▸ Aim
Look for the word "this" in the entries below, then copy every line that has it.

▸ Supplied records
------------------------

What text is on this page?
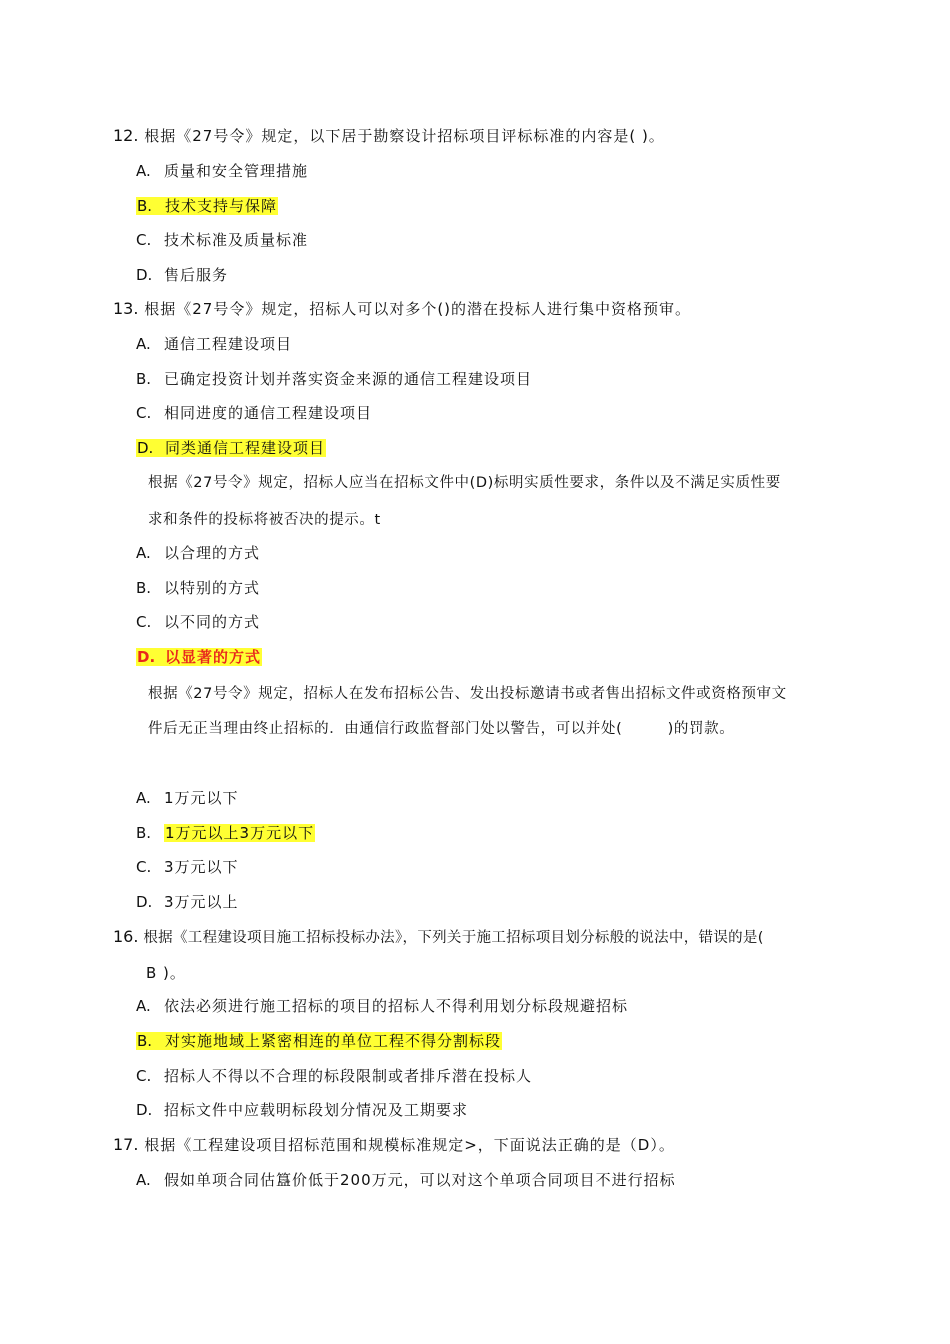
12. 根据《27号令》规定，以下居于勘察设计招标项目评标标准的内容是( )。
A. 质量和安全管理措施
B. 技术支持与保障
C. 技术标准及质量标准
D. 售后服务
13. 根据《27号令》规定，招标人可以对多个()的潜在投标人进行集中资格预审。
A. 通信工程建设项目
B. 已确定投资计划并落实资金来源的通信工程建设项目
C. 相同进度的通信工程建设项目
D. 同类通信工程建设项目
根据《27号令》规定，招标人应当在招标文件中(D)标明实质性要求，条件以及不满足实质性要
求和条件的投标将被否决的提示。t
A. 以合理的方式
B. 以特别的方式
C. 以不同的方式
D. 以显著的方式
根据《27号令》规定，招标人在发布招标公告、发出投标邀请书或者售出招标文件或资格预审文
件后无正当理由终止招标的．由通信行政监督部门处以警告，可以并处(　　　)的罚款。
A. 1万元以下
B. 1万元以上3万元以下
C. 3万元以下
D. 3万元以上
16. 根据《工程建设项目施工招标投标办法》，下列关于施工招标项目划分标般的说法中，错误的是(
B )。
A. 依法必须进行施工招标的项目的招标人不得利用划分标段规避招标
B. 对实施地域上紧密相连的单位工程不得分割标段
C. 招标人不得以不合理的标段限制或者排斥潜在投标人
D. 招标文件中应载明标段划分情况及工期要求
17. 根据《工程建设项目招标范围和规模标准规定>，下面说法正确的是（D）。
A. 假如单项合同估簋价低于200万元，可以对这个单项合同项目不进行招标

------------------------

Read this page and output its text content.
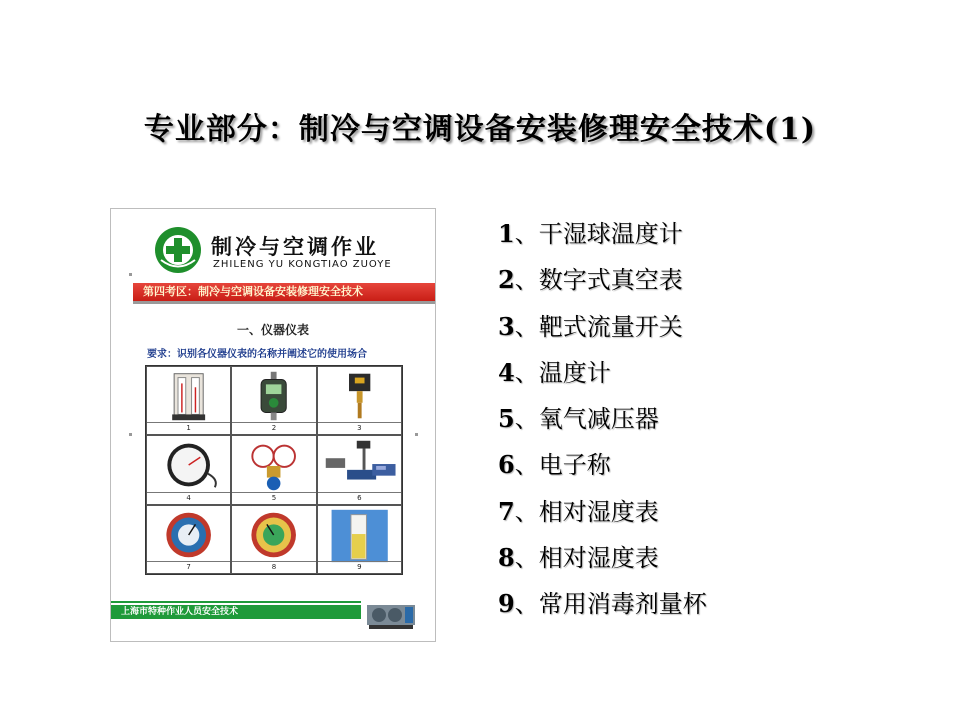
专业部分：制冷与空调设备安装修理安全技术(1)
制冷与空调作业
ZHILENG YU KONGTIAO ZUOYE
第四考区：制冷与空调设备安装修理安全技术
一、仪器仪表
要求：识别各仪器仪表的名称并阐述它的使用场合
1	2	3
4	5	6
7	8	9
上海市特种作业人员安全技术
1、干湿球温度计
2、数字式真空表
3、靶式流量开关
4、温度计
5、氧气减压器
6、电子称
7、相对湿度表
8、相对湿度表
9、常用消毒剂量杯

------------------------

▸ Solved exercise
What text is on this page?
Read this page and output its text content.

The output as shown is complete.